--- START OF Passage given ---
The paper addresses lossy compression the prevailing solution to growing data archives in weather and climate modelling. Given that lossy compression is either not applied or analyses hardly reach the level conducted here I also see this as a timely contribution as it suggests safe levels of compression errors. Novel is the analyses of errors arising from rounding input data, most compression studies deal with output data and therefore ignore the effect of rounding errors on a simulation. In that sense I am generally happy to accept this study but only after major changes: The methods aren't well reported, some subjective choices are unjustified and much of the literature in this field from recent years is not cited and their conclusions therefore in relation to results here not discussed. I find much around the chioce of error metrics problematic and insufficiently motivated and discussed particularly when they are used to define an "optimal truncation strategy".

I start with some major points, note that some of the minor points may repeat issues as I wrote the minor points first. Feel free to cross-reference your answers.

# Major

1) Precision truncation method

It is not stated how the precision of floating-point numbers is actually truncated. Generally this is known as rounding (given you apply the truncation to numbers and not e.g. spectra) so I suggest you to adapt the term "rounding". There are many rounding modes available, so please state the details here. I highly suggest you to apply IEEE 754 standard round to nearest tie to even, it's an IEEE standard for a reason. Other rounding modes are bitshaving, setting or grooming (as terminology used by Zender et al.) however they have a towards or away from zero and don't deal with ties properly. You never talk about bits so it's unclear to me whether you actually round in binary (zeroing trailing mantissa bits) or whether you round in decimal like round(x*10^N)/10^N. I can't find this in the provided Fortran code (no readme provided). If you don't round in binary then you truncate the precision without actually setting bits to 0, e.g. 0.1 has a 001100110011... mantissa in binary. The lossless compressors will still be able to compress this somewhat but you're essentially giving the compressors a much harder time than if it was rounded in binary. Please state your methods, also the cited Walters and Wong (2023) don't seem to explain this in detail. Also how to deal with ties is important, IEEE 754 introduced alternating rounding of ties up and down (to the nearest even number) for the reason to avoid an away from zero bias. Given you talk about biases in your error analyses, the role of ties is unclear a priori.
--- END OF Passage given ---
--- START OF Entries shown ---
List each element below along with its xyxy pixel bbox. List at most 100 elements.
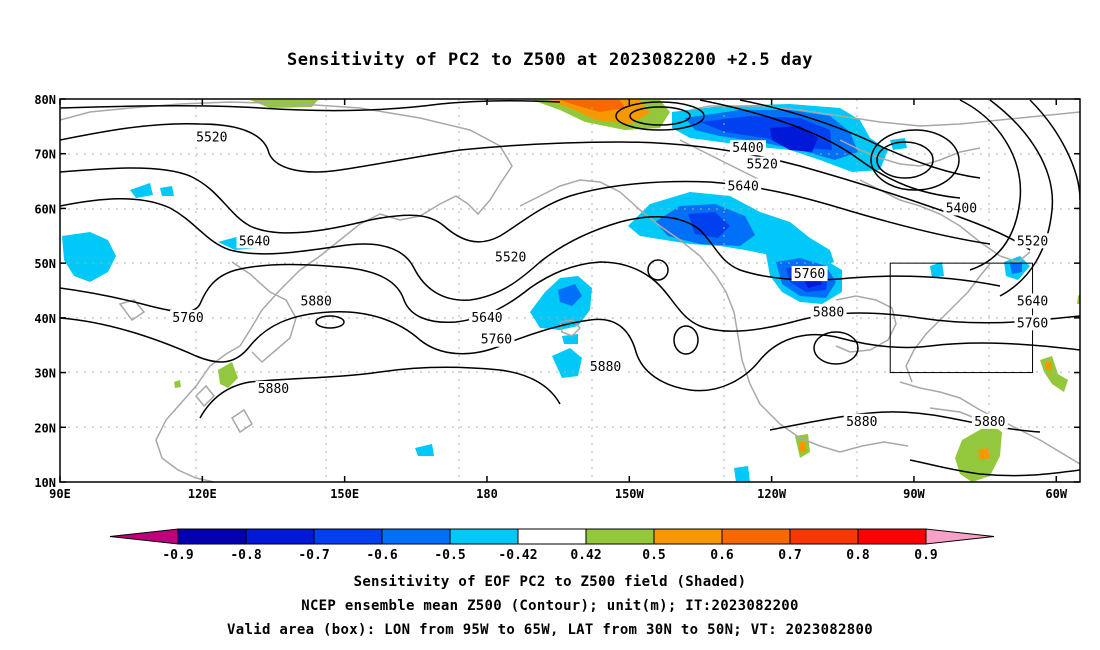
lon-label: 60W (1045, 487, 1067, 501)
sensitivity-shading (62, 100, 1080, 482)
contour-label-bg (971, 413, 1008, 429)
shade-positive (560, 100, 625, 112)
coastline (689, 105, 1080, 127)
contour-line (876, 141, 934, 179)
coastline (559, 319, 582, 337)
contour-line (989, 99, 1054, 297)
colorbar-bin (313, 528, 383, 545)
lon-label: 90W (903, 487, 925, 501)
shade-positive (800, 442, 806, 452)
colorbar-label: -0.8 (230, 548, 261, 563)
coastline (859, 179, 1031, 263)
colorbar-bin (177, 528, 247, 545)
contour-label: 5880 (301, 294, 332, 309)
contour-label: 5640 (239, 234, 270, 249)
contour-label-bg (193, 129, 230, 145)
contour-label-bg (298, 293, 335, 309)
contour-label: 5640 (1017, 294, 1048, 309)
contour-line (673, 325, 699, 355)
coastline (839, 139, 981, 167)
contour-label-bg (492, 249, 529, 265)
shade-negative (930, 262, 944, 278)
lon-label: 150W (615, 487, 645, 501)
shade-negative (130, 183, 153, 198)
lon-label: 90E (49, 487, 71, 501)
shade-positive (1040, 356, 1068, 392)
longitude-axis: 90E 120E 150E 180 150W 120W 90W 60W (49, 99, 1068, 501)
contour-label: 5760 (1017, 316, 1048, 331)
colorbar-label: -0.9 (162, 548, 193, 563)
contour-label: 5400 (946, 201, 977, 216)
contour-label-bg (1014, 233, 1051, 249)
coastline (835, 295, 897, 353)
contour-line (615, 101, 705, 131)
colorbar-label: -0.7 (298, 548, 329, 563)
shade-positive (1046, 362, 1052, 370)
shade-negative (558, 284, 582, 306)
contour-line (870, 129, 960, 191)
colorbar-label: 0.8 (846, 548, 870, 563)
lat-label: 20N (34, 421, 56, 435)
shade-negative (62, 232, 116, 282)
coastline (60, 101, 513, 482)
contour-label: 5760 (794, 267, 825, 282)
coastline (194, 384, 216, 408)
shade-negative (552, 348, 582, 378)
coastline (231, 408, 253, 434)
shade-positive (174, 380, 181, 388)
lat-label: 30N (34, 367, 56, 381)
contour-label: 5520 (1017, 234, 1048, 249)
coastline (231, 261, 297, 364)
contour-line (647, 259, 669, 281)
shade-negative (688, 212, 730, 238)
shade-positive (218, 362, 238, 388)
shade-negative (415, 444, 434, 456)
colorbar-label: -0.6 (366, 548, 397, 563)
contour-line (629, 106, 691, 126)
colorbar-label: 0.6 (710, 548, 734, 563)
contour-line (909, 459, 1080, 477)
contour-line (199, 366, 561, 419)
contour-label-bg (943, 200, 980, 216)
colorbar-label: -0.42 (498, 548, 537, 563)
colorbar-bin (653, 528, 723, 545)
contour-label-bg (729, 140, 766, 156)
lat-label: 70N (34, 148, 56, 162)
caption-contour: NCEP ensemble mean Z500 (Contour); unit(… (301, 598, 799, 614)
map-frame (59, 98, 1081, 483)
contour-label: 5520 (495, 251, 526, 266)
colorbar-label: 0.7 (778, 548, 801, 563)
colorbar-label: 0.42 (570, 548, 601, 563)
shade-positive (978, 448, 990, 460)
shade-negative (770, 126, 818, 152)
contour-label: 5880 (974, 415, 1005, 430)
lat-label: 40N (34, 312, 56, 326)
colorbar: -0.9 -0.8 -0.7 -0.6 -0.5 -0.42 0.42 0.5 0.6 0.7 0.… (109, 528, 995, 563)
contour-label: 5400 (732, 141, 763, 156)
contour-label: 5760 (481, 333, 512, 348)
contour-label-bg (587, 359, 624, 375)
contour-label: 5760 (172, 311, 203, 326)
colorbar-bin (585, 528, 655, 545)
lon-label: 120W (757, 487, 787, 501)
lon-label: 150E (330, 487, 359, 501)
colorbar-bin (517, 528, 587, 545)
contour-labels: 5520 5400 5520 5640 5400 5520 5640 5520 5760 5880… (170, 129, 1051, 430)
--- END OF Entries shown ---
◆ Work instructions ◆
Answer these questions about the review of the compression paper:
1. What does the review call novel about the paper?
2. Which rounding mode does the reviewer strongly recommend?
3. What does the reviewer say was missing alongside the provided Fortran code?
These records were taken from a separate source.

◆ Written solution ◆
1. The analysis of errors that arise from rounding input data.
2. The IEEE 754 standard round to nearest, tie to even.
3. A readme.